## BEGIN Input records

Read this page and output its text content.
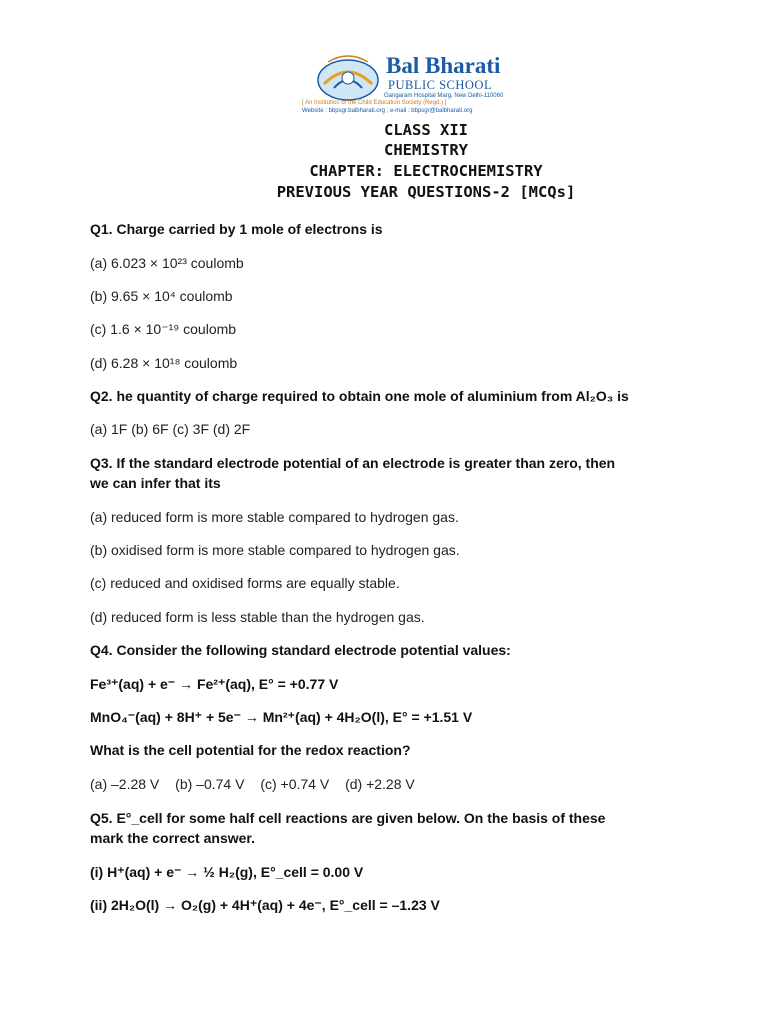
Bal Bharati
PUBLIC SCHOOL
Gangaram Hospital Marg, New Delhi-110060
[ An Institution of the Child Education Society (Regd.) ]
Website : bbpsgr.balbharati.org ; e-mail : bbpsgr@balbharati.org
CLASS XII
CHEMISTRY
CHAPTER: ELECTROCHEMISTRY
PREVIOUS YEAR QUESTIONS-2 [MCQs]
Q1. Charge carried by 1 mole of electrons is
(a) 6.023 × 10²³ coulomb
(b) 9.65 × 10⁴ coulomb
(c) 1.6 × 10⁻¹⁹ coulomb
(d) 6.28 × 10¹⁸ coulomb
Q2. he quantity of charge required to obtain one mole of aluminium from Al₂O₃ is
(a) 1F (b) 6F (c) 3F (d) 2F
Q3. If the standard electrode potential of an electrode is greater than zero, then
we can infer that its
(a) reduced form is more stable compared to hydrogen gas.
(b) oxidised form is more stable compared to hydrogen gas.
(c) reduced and oxidised forms are equally stable.
(d) reduced form is less stable than the hydrogen gas.
Q4. Consider the following standard electrode potential values:
Fe³⁺(aq) + e⁻ → Fe²⁺(aq), E° = +0.77 V
MnO₄⁻(aq) + 8H⁺ + 5e⁻ → Mn²⁺(aq) + 4H₂O(l), E° = +1.51 V
What is the cell potential for the redox reaction?
(a) –2.28 V (b) –0.74 V (c) +0.74 V (d) +2.28 V
Q5. E°_cell for some half cell reactions are given below. On the basis of these
mark the correct answer.
(i) H⁺(aq) + e⁻ → ½ H₂(g), E°_cell = 0.00 V
(ii) 2H₂O(l) → O₂(g) + 4H⁺(aq) + 4e⁻, E°_cell = –1.23 V
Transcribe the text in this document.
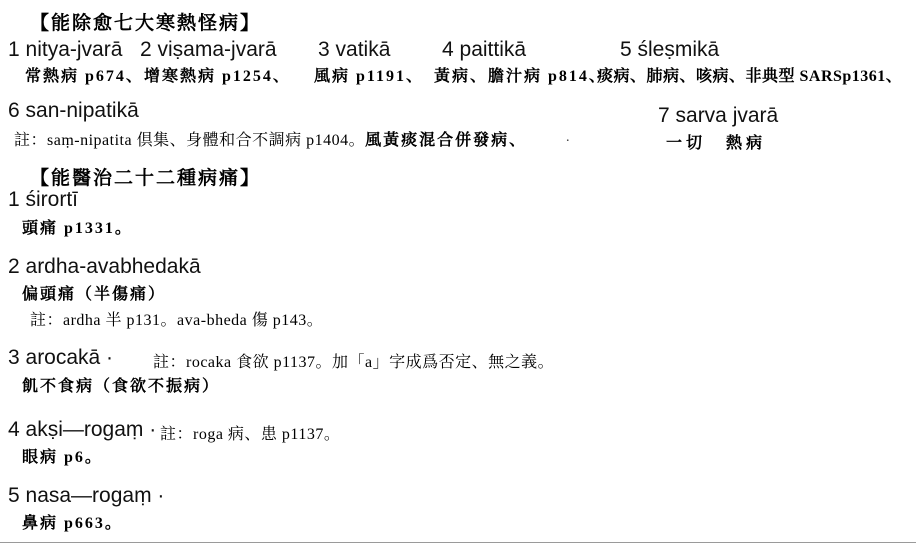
【能除愈七大寒熱怪病】
1 nitya-jvarā 2 viṣama-jvarā 3 vatikā 4 paittikā	5 śleṣmikā
常熱病 p674、 增寒熱病 p1254、 風病 p1191、 黃病、膽汁病 p814、
痰病、肺病、咳病、非典型 SARSp1361、
6 san-nipatikā
註：saṃ-nipatita 倶集、身體和合不調病 p1404。風黃痰混合併發病、	.
7 sarva jvarā
一切　熱病
【能醫治二十二種病痛】
1 śirortī
頭痛 p1331。
2 ardha-avabhedakā
偏頭痛（半傷痛）
註：ardha 半 p131。ava-bheda 傷 p143。
3 arocakā · 註：rocaka 食欲 p1137。加「a」字成爲否定、無之義。
飢不食病（食欲不振病）
4 akṣi—rogaṃ · 註：roga 病、患 p1137。
眼病 p6。
5 nasa—rogaṃ ·
鼻病 p663。
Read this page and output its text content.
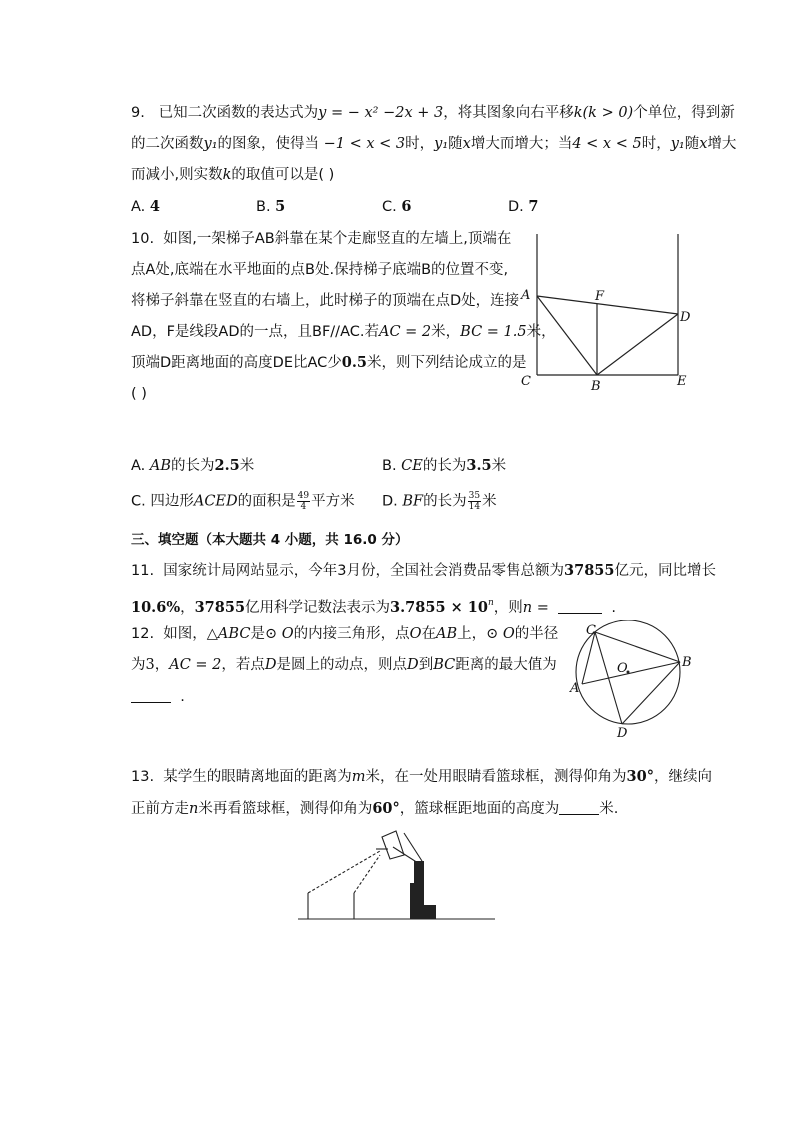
9. 已知二次函数的表达式为y = − x² −2x + 3，将其图象向右平移k(k > 0)个单位，得到新
的二次函数y₁的图象，使得当 −1 < x < 3时，y₁随x增大而增大；当4 < x < 5时，y₁随x增大
而减小,则实数k的取值可以是( )
A. 4	B. 5	C. 6	D. 7
10. 如图,一架梯子AB斜靠在某个走廊竖直的左墙上,顶端在
点A处,底端在水平地面的点B处.保持梯子底端B的位置不变,
将梯子斜靠在竖直的右墙上，此时梯子的顶端在点D处，连接
AD，F是线段AD的一点，且BF//AC.若AC = 2米，BC = 1.5米，
顶端D距离地面的高度DE比AC少0.5米，则下列结论成立的是
( )
A	F
D
C	B	E
A. AB的长为2.5米	B. CE的长为3.5米
C. 四边形ACED的面积是 $\frac{49}{4}$ 平方米 D. BF的长为 $\frac{35}{14}$ 米
三、填空题（本大题共 4 小题，共 16.0 分）
11. 国家统计局网站显示，今年3月份，全国社会消费品零售总额为37855亿元，同比增长
10.6%，37855亿用科学记数法表示为$3.7855 \times 10^n$，则n =	.
12. 如图，△ABC是⊙ O的内接三角形，点O在AB上，⊙ O的半径
为3，AC = 2，若点D是圆上的动点，则点D到BC距离的最大值为
.
C
O	B
A
D
13. 某学生的眼睛离地面的距离为m米，在一处用眼睛看篮球框，测得仰角为30°，继续向
正前方走n米再看篮球框，测得仰角为60°，篮球框距地面的高度为	米.
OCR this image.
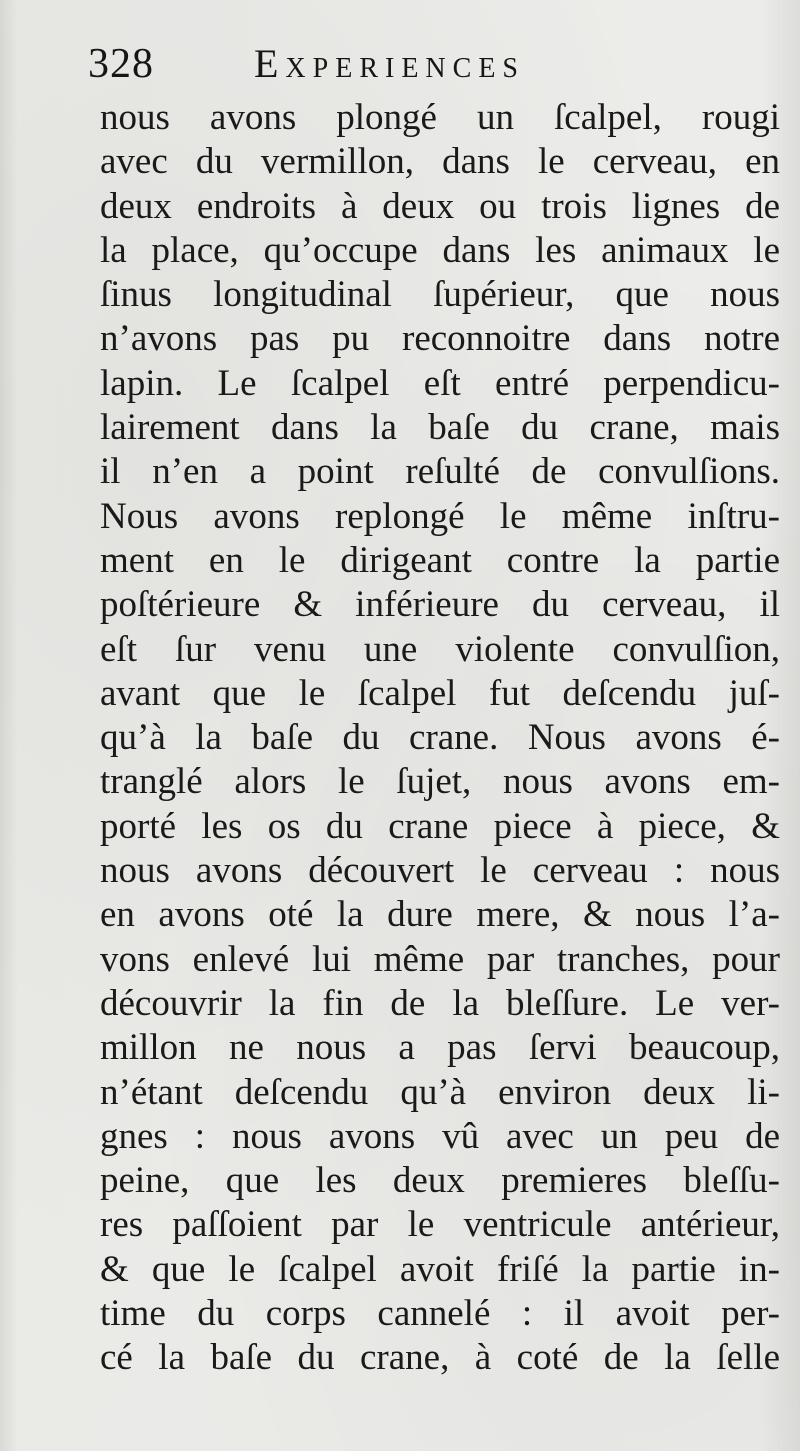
328	Experiences
nous avons plongé un ſcalpel, rougi
avec du vermillon, dans le cerveau, en
deux endroits à deux ou trois lignes de
la place, qu’occupe dans les animaux le
ſinus longitudinal ſupérieur, que nous
n’avons pas pu reconnoitre dans notre
lapin. Le ſcalpel eſt entré perpendicu-
lairement dans la baſe du crane, mais
il n’en a point reſulté de convulſions.
Nous avons replongé le même inſtru-
ment en le dirigeant contre la partie
poſtérieure & inférieure du cerveau, il
eſt ſur venu une violente convulſion,
avant que le ſcalpel fut deſcendu juſ-
qu’à la baſe du crane. Nous avons é-
tranglé alors le ſujet, nous avons em-
porté les os du crane piece à piece, &
nous avons découvert le cerveau : nous
en avons oté la dure mere, & nous l’a-
vons enlevé lui même par tranches, pour
découvrir la fin de la bleſſure. Le ver-
millon ne nous a pas ſervi beaucoup,
n’étant deſcendu qu’à environ deux li-
gnes : nous avons vû avec un peu de
peine, que les deux premieres bleſſu-
res paſſoient par le ventricule antérieur,
& que le ſcalpel avoit friſé la partie in-
time du corps cannelé : il avoit per-
cé la baſe du crane, à coté de la ſelle
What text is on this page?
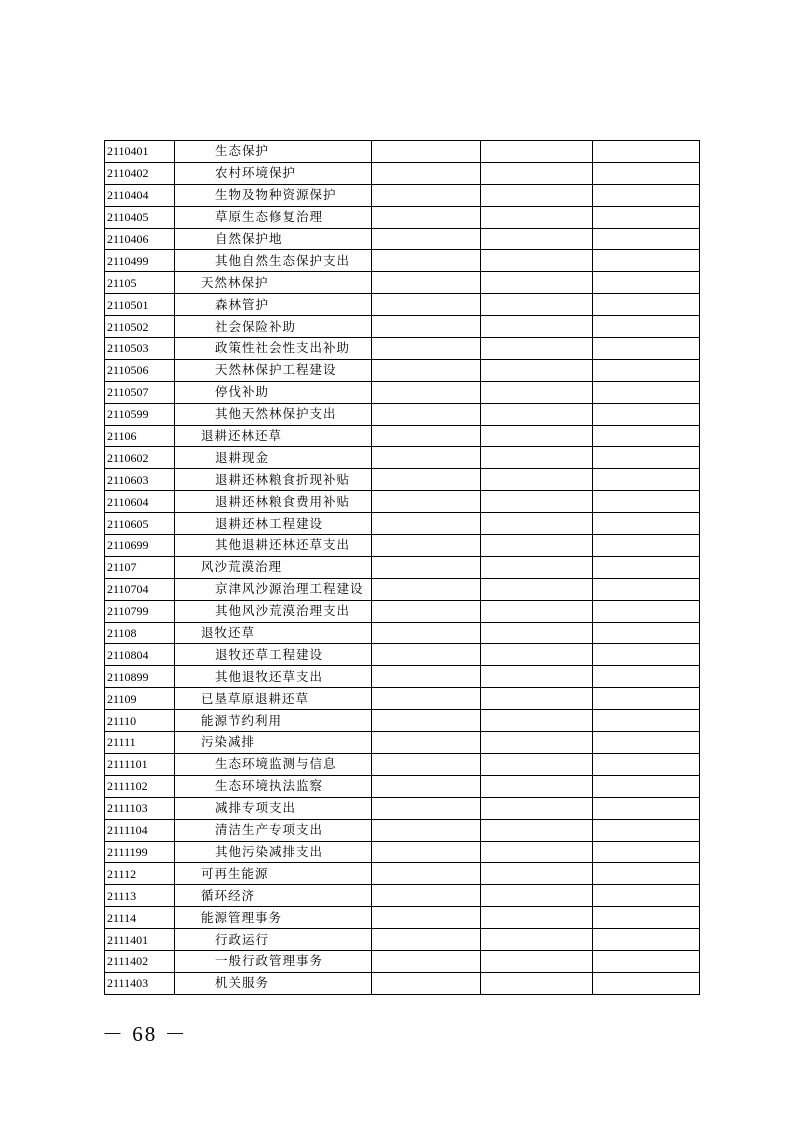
2110401	生态保护			
2110402	农村环境保护			
2110404	生物及物种资源保护			
2110405	草原生态修复治理			
2110406	自然保护地			
2110499	其他自然生态保护支出			
21105	天然林保护			
2110501	森林管护			
2110502	社会保险补助			
2110503	政策性社会性支出补助			
2110506	天然林保护工程建设			
2110507	停伐补助			
2110599	其他天然林保护支出			
21106	退耕还林还草			
2110602	退耕现金			
2110603	退耕还林粮食折现补贴			
2110604	退耕还林粮食费用补贴			
2110605	退耕还林工程建设			
2110699	其他退耕还林还草支出			
21107	风沙荒漠治理			
2110704	京津风沙源治理工程建设			
2110799	其他风沙荒漠治理支出			
21108	退牧还草			
2110804	退牧还草工程建设			
2110899	其他退牧还草支出			
21109	已垦草原退耕还草			
21110	能源节约利用			
21111	污染减排			
2111101	生态环境监测与信息			
2111102	生态环境执法监察			
2111103	减排专项支出			
2111104	清洁生产专项支出			
2111199	其他污染减排支出			
21112	可再生能源			
21113	循环经济			
21114	能源管理事务			
2111401	行政运行			
2111402	一般行政管理事务			
2111403	机关服务			
－ 68 －
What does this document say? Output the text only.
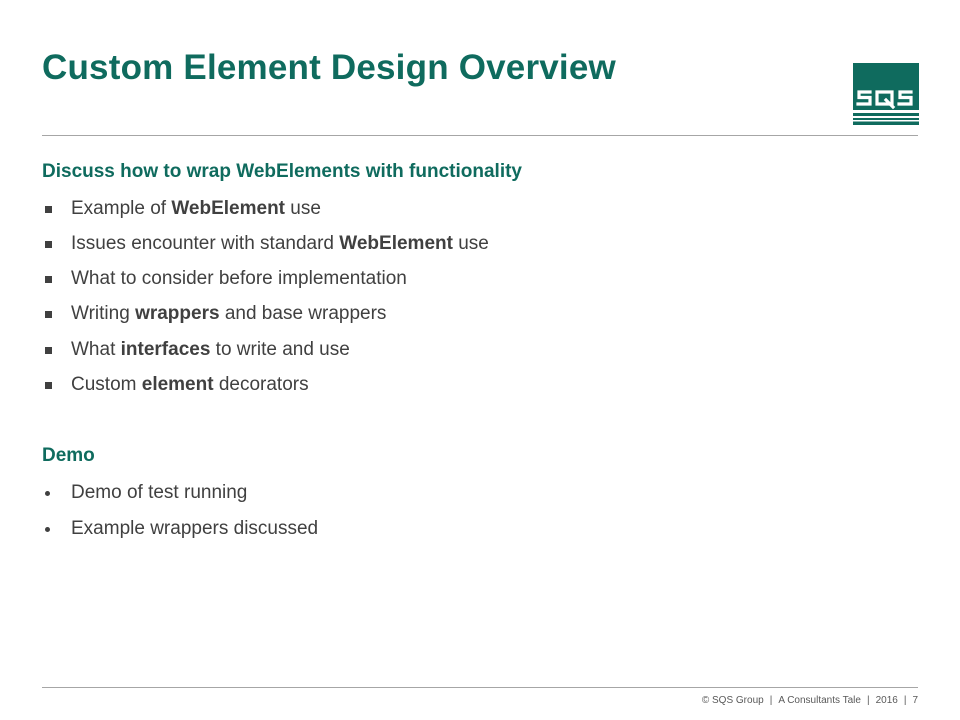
Custom Element Design Overview
Discuss how to wrap WebElements with functionality
Example of WebElement use
Issues encounter with standard WebElement use
What to consider before implementation
Writing wrappers and base wrappers
What interfaces to write and use
Custom element decorators
Demo
Demo of test running
Example wrappers discussed
© SQS Group | A Consultants Tale | 2016 | 7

## END Input records

* _Stated task_
Each record above must be returned exactly as written, with its pictures omitted.

* _Solution for this exercise_
Read this page and output its text content.
Bal Bharati
PUBLIC SCHOOL
Gangaram Hospital Marg, New Delhi-110060
[ An Institution of the Child Education Society (Regd.) ]
Website : bbpsgr.balbharati.org ; e-mail : bbpsgr@balbharati.org
CLASS XII
CHEMISTRY
CHAPTER: ELECTROCHEMISTRY
PREVIOUS YEAR QUESTIONS-2 [MCQs]
Q1. Charge carried by 1 mole of electrons is
(a) 6.023 × 10²³ coulomb
(b) 9.65 × 10⁴ coulomb
(c) 1.6 × 10⁻¹⁹ coulomb
(d) 6.28 × 10¹⁸ coulomb
Q2. he quantity of charge required to obtain one mole of aluminium from Al₂O₃ is
(a) 1F (b) 6F (c) 3F (d) 2F
Q3. If the standard electrode potential of an electrode is greater than zero, then
we can infer that its
(a) reduced form is more stable compared to hydrogen gas.
(b) oxidised form is more stable compared to hydrogen gas.
(c) reduced and oxidised forms are equally stable.
(d) reduced form is less stable than the hydrogen gas.
Q4. Consider the following standard electrode potential values:
Fe³⁺(aq) + e⁻ → Fe²⁺(aq), E° = +0.77 V
MnO₄⁻(aq) + 8H⁺ + 5e⁻ → Mn²⁺(aq) + 4H₂O(l), E° = +1.51 V
What is the cell potential for the redox reaction?
(a) –2.28 V (b) –0.74 V (c) +0.74 V (d) +2.28 V
Q5. E°_cell for some half cell reactions are given below. On the basis of these
mark the correct answer.
(i) H⁺(aq) + e⁻ → ½ H₂(g), E°_cell = 0.00 V
(ii) 2H₂O(l) → O₂(g) + 4H⁺(aq) + 4e⁻, E°_cell = –1.23 V
Transcribe the text in this document.
【能除愈七大寒熱怪病】
1 nitya-jvarā 2 viṣama-jvarā 3 vatikā 4 paittikā	5 śleṣmikā
常熱病 p674、 增寒熱病 p1254、 風病 p1191、 黃病、膽汁病 p814、
痰病、肺病、咳病、非典型 SARSp1361、
6 san-nipatikā
註：saṃ-nipatita 倶集、身體和合不調病 p1404。風黃痰混合併發病、	.
7 sarva jvarā
一切　熱病
【能醫治二十二種病痛】
1 śirortī
頭痛 p1331。
2 ardha-avabhedakā
偏頭痛（半傷痛）
註：ardha 半 p131。ava-bheda 傷 p143。
3 arocakā · 註：rocaka 食欲 p1137。加「a」字成爲否定、無之義。
飢不食病（食欲不振病）
4 akṣi—rogaṃ · 註：roga 病、患 p1137。
眼病 p6。
5 nasa—rogaṃ ·
鼻病 p663。
Read this page and output its text content.
9. 已知二次函数的表达式为y = − x² −2x + 3，将其图象向右平移k(k > 0)个单位，得到新
的二次函数y₁的图象，使得当 −1 < x < 3时，y₁随x增大而增大；当4 < x < 5时，y₁随x增大
而减小,则实数k的取值可以是( )
A. 4	B. 5	C. 6	D. 7
10. 如图,一架梯子AB斜靠在某个走廊竖直的左墙上,顶端在
点A处,底端在水平地面的点B处.保持梯子底端B的位置不变,
将梯子斜靠在竖直的右墙上，此时梯子的顶端在点D处，连接
AD，F是线段AD的一点，且BF//AC.若AC = 2米，BC = 1.5米，
顶端D距离地面的高度DE比AC少0.5米，则下列结论成立的是
( )
A	F
D
C	B	E
A. AB的长为2.5米	B. CE的长为3.5米
C. 四边形ACED的面积是 $\frac{49}{4}$ 平方米 D. BF的长为 $\frac{35}{14}$ 米
三、填空题（本大题共 4 小题，共 16.0 分）
11. 国家统计局网站显示，今年3月份，全国社会消费品零售总额为37855亿元，同比增长
10.6%，37855亿用科学记数法表示为$3.7855 \times 10^n$，则n =	.
12. 如图，△ABC是⊙ O的内接三角形，点O在AB上，⊙ O的半径
为3，AC = 2，若点D是圆上的动点，则点D到BC距离的最大值为
.
C
O	B
A
D
13. 某学生的眼睛离地面的距离为m米，在一处用眼睛看篮球框，测得仰角为30°，继续向
正前方走n米再看篮球框，测得仰角为60°，篮球框距地面的高度为	米.
OCR this image.
328	Experiences
nous avons plongé un ſcalpel, rougi
avec du vermillon, dans le cerveau, en
deux endroits à deux ou trois lignes de
la place, qu’occupe dans les animaux le
ſinus longitudinal ſupérieur, que nous
n’avons pas pu reconnoitre dans notre
lapin. Le ſcalpel eſt entré perpendicu-
lairement dans la baſe du crane, mais
il n’en a point reſulté de convulſions.
Nous avons replongé le même inſtru-
ment en le dirigeant contre la partie
poſtérieure & inférieure du cerveau, il
eſt ſur venu une violente convulſion,
avant que le ſcalpel fut deſcendu juſ-
qu’à la baſe du crane. Nous avons é-
tranglé alors le ſujet, nous avons em-
porté les os du crane piece à piece, &
nous avons découvert le cerveau : nous
en avons oté la dure mere, & nous l’a-
vons enlevé lui même par tranches, pour
découvrir la fin de la bleſſure. Le ver-
millon ne nous a pas ſervi beaucoup,
n’étant deſcendu qu’à environ deux li-
gnes : nous avons vû avec un peu de
peine, que les deux premieres bleſſu-
res paſſoient par le ventricule antérieur,
& que le ſcalpel avoit friſé la partie in-
time du corps cannelé : il avoit per-
cé la baſe du crane, à coté de la ſelle
What text is on this page?
2110401	生态保护			
2110402	农村环境保护			
2110404	生物及物种资源保护			
2110405	草原生态修复治理			
2110406	自然保护地			
2110499	其他自然生态保护支出			
21105	天然林保护			
2110501	森林管护			
2110502	社会保险补助			
2110503	政策性社会性支出补助			
2110506	天然林保护工程建设			
2110507	停伐补助			
2110599	其他天然林保护支出			
21106	退耕还林还草			
2110602	退耕现金			
2110603	退耕还林粮食折现补贴			
2110604	退耕还林粮食费用补贴			
2110605	退耕还林工程建设			
2110699	其他退耕还林还草支出			
21107	风沙荒漠治理			
2110704	京津风沙源治理工程建设			
2110799	其他风沙荒漠治理支出			
21108	退牧还草			
2110804	退牧还草工程建设			
2110899	其他退牧还草支出			
21109	已垦草原退耕还草			
21110	能源节约利用			
21111	污染减排			
2111101	生态环境监测与信息			
2111102	生态环境执法监察			
2111103	减排专项支出			
2111104	清洁生产专项支出			
2111199	其他污染减排支出			
21112	可再生能源			
21113	循环经济			
21114	能源管理事务			
2111401	行政运行			
2111402	一般行政管理事务			
2111403	机关服务			
－ 68 －
What does this document say? Output the text only.
Custom Element Design Overview
Discuss how to wrap WebElements with functionality
Example of WebElement use
Issues encounter with standard WebElement use
What to consider before implementation
Writing wrappers and base wrappers
What interfaces to write and use
Custom element decorators
Demo
Demo of test running
Example wrappers discussed
© SQS Group | A Consultants Tale | 2016 | 7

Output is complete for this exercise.